(Goal of the exercise) Output all entries verbatim. Skip pictures.
── Stored rows
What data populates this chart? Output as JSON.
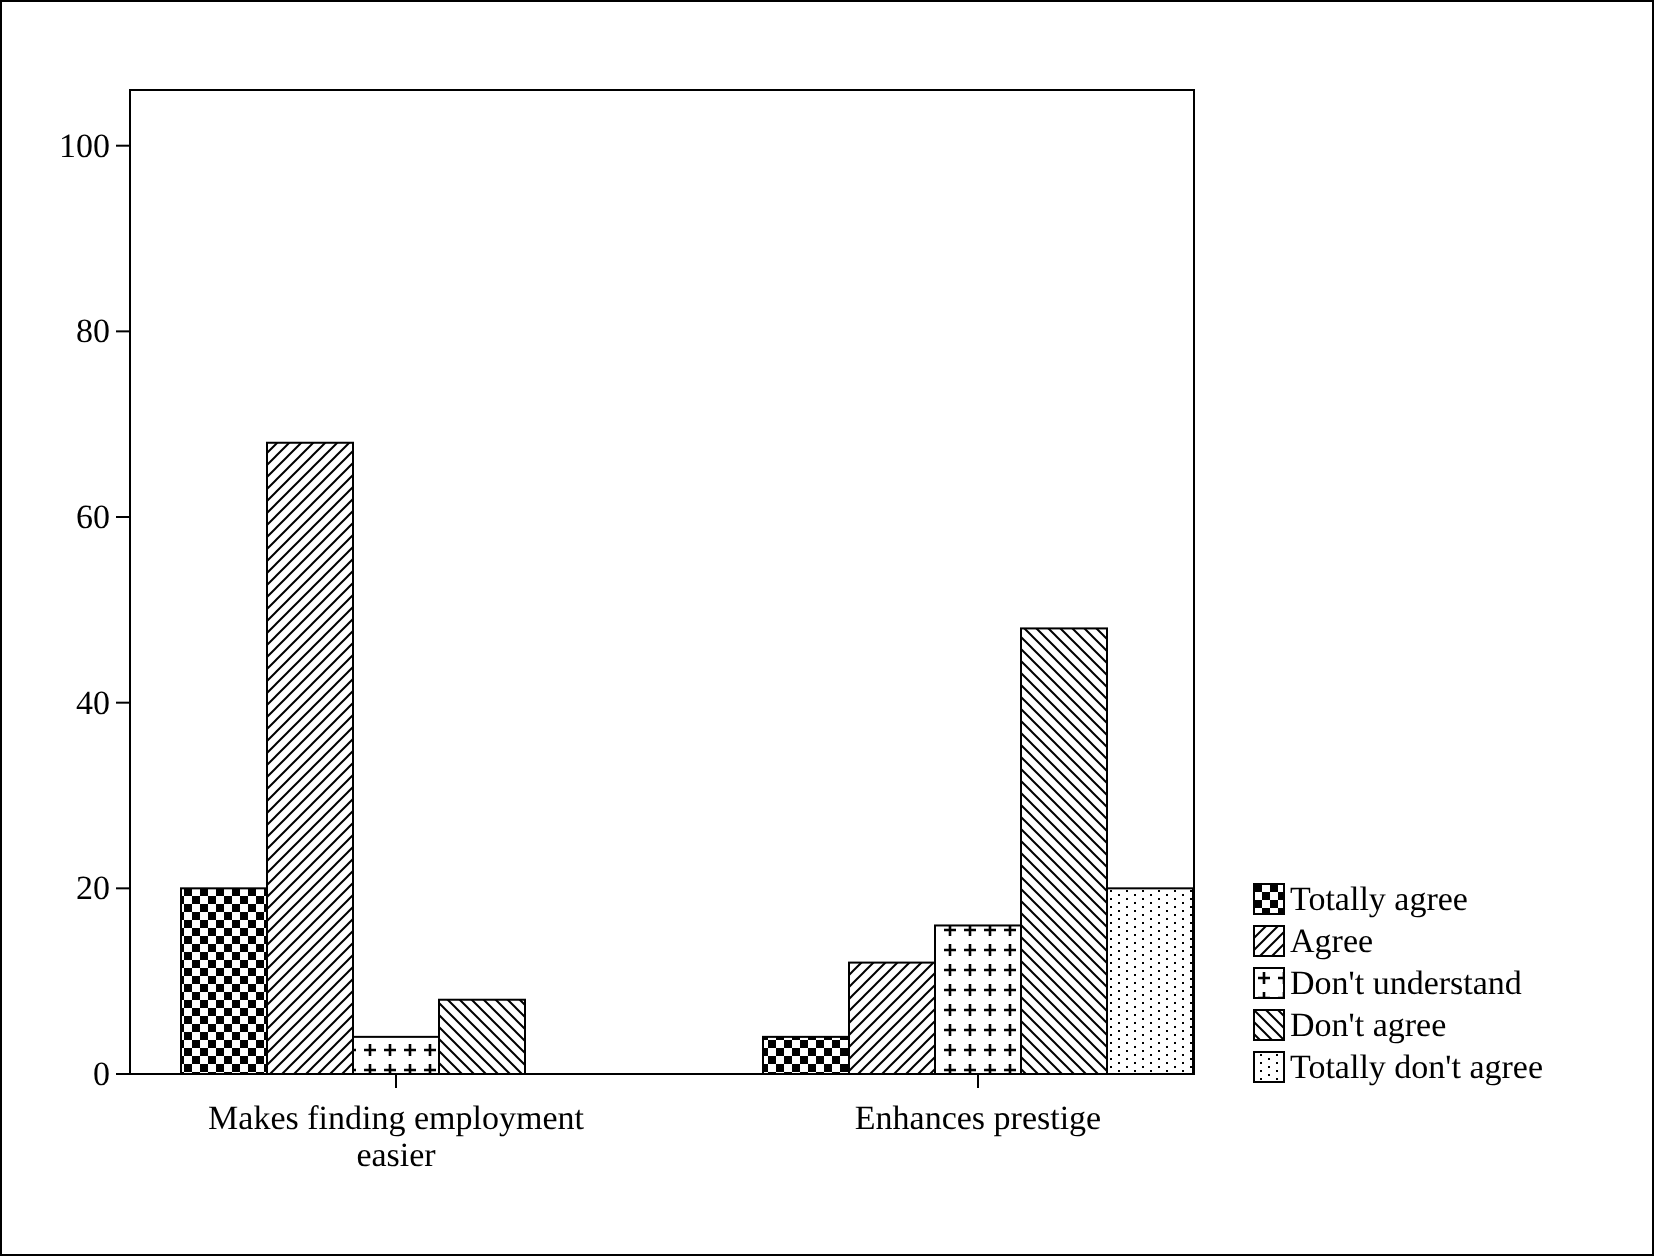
{
  "chart_data": {
    "type": "bar",
    "categories": [
      "Makes finding employment easier",
      "Enhances prestige"
    ],
    "series": [
      {
        "name": "Totally agree",
        "color": "#000000",
        "values": [
          20,
          4
        ]
      },
      {
        "name": "Agree",
        "color": "#000000",
        "values": [
          68,
          12
        ]
      },
      {
        "name": "Don't understand",
        "color": "#000000",
        "values": [
          4,
          16
        ]
      },
      {
        "name": "Don't agree",
        "color": "#000000",
        "values": [
          8,
          48
        ]
      },
      {
        "name": "Totally don't agree",
        "color": "#000000",
        "values": [
          0,
          20
        ]
      }
    ],
    "ylim": [
      0,
      106
    ],
    "yticks": [
      0,
      20,
      40,
      60,
      80,
      100
    ],
    "grid": false,
    "legend": "right"
  }
}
────
(Reply)
What data populates this chart? Output as JSON.
{
  "chart_data": {
    "type": "bar",
    "categories": [
      "Makes finding employment easier",
      "Enhances prestige"
    ],
    "series": [
      {
        "name": "Totally agree",
        "color": "#000000",
        "values": [
          20,
          4
        ]
      },
      {
        "name": "Agree",
        "color": "#000000",
        "values": [
          68,
          12
        ]
      },
      {
        "name": "Don't understand",
        "color": "#000000",
        "values": [
          4,
          16
        ]
      },
      {
        "name": "Don't agree",
        "color": "#000000",
        "values": [
          8,
          48
        ]
      },
      {
        "name": "Totally don't agree",
        "color": "#000000",
        "values": [
          0,
          20
        ]
      }
    ],
    "ylim": [
      0,
      106
    ],
    "yticks": [
      0,
      20,
      40,
      60,
      80,
      100
    ],
    "grid": false,
    "legend": "right"
  }
}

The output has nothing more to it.